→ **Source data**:
········
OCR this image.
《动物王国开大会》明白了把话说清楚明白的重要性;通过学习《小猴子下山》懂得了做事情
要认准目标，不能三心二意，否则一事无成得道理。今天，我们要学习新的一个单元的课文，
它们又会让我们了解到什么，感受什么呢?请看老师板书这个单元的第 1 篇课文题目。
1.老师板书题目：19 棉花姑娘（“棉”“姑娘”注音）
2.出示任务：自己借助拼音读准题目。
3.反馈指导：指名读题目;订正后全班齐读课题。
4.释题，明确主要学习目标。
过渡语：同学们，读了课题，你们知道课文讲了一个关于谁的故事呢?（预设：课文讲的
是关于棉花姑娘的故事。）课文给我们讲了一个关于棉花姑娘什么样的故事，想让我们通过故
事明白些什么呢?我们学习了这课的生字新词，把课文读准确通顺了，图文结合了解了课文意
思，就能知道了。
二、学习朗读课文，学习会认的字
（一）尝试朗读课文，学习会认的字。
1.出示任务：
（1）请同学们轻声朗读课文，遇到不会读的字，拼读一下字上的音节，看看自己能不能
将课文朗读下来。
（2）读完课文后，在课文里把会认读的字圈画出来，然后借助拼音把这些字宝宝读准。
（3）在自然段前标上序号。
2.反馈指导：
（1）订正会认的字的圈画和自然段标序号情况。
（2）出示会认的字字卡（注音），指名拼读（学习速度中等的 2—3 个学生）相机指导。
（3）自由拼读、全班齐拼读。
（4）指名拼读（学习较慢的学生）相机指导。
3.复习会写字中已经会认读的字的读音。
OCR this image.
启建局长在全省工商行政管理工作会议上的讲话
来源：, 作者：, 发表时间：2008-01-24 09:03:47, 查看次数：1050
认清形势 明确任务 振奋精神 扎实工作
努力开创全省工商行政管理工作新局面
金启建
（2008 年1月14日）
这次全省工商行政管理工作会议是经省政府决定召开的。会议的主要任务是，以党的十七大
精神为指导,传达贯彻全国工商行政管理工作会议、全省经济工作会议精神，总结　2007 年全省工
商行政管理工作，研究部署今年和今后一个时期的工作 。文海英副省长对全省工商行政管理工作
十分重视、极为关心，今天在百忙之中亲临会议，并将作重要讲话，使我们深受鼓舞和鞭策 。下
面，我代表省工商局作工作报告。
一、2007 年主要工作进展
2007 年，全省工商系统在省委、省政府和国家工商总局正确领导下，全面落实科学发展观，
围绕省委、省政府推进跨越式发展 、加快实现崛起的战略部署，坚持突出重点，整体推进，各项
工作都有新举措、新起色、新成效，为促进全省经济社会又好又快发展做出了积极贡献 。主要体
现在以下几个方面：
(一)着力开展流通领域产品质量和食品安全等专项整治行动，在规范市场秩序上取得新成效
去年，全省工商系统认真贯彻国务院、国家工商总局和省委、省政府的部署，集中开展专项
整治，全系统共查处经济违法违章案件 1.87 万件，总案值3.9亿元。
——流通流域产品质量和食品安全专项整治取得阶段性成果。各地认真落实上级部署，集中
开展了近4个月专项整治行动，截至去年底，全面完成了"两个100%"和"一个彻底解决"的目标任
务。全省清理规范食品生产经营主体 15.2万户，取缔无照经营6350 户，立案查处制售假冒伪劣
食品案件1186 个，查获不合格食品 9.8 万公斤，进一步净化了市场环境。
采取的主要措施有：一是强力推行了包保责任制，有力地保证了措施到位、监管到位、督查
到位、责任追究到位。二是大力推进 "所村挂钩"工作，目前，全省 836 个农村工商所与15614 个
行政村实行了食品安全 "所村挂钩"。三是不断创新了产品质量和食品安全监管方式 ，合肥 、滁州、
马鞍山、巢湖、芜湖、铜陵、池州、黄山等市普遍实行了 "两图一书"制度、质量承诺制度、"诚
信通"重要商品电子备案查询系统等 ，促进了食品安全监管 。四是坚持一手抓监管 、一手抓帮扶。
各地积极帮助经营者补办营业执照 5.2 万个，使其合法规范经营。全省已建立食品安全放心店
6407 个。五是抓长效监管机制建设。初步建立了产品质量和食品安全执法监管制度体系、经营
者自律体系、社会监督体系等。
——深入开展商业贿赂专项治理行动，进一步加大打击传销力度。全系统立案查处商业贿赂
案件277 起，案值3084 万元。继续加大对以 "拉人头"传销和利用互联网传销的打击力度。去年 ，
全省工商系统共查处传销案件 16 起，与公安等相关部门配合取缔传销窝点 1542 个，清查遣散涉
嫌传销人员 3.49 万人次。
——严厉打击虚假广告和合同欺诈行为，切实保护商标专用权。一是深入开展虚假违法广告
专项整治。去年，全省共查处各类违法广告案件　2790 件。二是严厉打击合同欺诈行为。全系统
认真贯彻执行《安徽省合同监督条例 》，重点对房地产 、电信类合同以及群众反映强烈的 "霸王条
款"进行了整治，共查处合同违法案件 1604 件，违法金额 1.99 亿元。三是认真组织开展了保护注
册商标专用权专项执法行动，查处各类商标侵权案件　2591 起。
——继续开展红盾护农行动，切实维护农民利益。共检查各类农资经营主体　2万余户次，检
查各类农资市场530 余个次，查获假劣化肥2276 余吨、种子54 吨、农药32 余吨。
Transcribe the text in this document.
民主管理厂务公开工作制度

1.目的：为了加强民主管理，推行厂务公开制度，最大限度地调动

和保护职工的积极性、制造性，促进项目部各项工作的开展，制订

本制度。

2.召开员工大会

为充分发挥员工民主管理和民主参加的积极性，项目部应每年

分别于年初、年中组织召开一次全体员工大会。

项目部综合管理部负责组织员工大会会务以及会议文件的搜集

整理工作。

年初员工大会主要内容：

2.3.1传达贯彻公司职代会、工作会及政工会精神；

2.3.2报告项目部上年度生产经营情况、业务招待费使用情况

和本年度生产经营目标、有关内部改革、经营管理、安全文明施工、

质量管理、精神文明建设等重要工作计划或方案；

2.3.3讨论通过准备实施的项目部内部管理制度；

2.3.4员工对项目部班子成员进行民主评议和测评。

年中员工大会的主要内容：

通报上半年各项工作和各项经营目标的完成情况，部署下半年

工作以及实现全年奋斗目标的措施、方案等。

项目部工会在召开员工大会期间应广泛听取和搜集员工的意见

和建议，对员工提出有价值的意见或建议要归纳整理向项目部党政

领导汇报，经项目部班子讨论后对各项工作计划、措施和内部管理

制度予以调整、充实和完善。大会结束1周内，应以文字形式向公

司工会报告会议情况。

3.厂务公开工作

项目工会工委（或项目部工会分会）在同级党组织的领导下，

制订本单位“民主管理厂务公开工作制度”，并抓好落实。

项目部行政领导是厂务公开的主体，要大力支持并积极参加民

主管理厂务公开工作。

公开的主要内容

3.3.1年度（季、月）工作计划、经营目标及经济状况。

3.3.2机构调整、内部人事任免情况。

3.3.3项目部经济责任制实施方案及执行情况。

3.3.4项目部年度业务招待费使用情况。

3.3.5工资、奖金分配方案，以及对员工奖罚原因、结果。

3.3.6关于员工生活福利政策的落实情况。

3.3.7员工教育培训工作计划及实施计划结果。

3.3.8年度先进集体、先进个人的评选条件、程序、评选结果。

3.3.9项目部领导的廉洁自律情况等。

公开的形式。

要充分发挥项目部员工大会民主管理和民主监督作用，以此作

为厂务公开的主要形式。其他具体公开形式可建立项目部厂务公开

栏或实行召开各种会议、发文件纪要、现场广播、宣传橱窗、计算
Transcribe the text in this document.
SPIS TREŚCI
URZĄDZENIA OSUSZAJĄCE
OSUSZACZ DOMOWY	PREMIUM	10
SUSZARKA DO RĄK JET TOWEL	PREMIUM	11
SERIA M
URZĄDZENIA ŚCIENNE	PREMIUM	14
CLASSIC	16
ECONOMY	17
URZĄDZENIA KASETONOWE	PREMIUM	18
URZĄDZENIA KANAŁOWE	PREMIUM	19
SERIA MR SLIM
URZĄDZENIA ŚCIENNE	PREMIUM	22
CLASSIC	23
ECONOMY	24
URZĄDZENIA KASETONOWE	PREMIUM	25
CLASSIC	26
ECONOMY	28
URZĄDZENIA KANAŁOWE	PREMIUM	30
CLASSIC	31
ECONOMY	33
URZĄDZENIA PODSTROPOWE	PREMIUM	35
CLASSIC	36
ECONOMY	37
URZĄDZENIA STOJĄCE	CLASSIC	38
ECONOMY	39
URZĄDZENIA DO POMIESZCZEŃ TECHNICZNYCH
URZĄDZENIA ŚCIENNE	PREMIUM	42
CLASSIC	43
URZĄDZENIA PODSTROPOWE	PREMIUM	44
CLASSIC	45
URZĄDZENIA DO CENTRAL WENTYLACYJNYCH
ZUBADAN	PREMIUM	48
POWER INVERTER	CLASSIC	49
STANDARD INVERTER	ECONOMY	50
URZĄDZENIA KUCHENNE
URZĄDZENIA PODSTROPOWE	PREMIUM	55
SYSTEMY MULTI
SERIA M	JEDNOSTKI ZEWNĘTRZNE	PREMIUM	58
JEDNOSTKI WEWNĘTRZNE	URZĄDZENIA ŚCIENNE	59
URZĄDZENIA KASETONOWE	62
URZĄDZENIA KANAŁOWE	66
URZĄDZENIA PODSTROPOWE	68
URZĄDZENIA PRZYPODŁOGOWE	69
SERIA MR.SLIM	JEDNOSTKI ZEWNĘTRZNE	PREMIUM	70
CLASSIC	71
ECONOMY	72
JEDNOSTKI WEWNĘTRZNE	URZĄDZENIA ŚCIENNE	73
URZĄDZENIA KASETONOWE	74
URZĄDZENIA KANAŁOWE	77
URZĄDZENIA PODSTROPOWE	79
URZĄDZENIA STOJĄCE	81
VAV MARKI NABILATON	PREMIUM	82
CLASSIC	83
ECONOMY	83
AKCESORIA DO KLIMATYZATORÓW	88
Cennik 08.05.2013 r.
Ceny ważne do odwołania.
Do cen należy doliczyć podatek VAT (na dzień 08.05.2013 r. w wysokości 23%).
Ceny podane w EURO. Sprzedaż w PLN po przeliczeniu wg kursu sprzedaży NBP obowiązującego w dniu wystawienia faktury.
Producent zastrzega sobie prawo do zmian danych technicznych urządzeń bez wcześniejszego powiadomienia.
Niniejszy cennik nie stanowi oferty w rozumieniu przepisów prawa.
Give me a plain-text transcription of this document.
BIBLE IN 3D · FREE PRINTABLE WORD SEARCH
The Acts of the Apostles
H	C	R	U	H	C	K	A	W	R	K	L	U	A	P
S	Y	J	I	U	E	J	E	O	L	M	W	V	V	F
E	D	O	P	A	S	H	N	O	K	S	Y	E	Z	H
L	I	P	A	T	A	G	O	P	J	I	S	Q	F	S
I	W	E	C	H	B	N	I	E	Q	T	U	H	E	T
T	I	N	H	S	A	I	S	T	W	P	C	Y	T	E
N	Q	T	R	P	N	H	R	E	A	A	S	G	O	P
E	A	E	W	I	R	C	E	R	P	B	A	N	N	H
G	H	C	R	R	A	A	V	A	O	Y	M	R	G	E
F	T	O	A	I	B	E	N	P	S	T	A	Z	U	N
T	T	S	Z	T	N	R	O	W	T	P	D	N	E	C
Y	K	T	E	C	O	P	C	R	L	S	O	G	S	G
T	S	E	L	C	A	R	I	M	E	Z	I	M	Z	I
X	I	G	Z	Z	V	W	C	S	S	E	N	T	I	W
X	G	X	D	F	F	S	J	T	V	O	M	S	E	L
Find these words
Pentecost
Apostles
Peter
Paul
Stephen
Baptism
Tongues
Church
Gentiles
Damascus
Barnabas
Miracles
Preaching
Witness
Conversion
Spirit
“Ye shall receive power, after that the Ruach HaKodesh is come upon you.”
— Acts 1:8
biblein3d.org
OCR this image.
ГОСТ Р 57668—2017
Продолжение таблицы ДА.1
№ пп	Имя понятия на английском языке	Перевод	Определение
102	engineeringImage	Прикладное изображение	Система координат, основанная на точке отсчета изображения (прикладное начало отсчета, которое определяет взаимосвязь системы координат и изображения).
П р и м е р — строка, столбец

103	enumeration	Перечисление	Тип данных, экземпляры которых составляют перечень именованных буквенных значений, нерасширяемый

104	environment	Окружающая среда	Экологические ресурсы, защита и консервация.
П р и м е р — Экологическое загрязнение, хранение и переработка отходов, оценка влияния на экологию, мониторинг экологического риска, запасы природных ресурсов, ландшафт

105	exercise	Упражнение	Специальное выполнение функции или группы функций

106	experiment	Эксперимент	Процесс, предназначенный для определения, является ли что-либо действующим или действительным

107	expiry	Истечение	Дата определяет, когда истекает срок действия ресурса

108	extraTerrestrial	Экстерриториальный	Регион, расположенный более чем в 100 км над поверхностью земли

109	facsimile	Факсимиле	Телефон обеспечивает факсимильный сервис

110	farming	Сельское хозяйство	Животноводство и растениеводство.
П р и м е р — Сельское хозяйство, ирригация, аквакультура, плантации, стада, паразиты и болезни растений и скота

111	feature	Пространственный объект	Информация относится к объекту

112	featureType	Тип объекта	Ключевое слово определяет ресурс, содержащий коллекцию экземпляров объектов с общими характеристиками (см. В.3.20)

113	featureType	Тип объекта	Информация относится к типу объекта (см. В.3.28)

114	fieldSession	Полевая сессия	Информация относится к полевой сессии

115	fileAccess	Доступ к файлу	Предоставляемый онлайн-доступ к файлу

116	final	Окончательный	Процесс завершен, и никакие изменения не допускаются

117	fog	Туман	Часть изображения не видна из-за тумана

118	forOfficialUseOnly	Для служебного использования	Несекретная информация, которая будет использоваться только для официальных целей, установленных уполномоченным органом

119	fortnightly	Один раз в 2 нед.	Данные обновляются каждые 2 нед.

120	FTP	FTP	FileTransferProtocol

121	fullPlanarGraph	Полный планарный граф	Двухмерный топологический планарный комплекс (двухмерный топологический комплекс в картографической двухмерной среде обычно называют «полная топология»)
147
········
→ **JOB**: Copy out every line holding the string "определяет".

→ **ANSWER TO THE TASK**:
102	engineeringImage	Прикладное изображение	Система координат, основанная на точке отсчета изображения (прикладное начало отсчета, которое определяет взаимосвязь системы координат и изображения).
107	expiry	Истечение	Дата определяет, когда истекает срок действия ресурса
112	featureType	Тип объекта	Ключевое слово определяет ресурс, содержащий коллекцию экземпляров объектов с общими характеристиками (см. В.3.20)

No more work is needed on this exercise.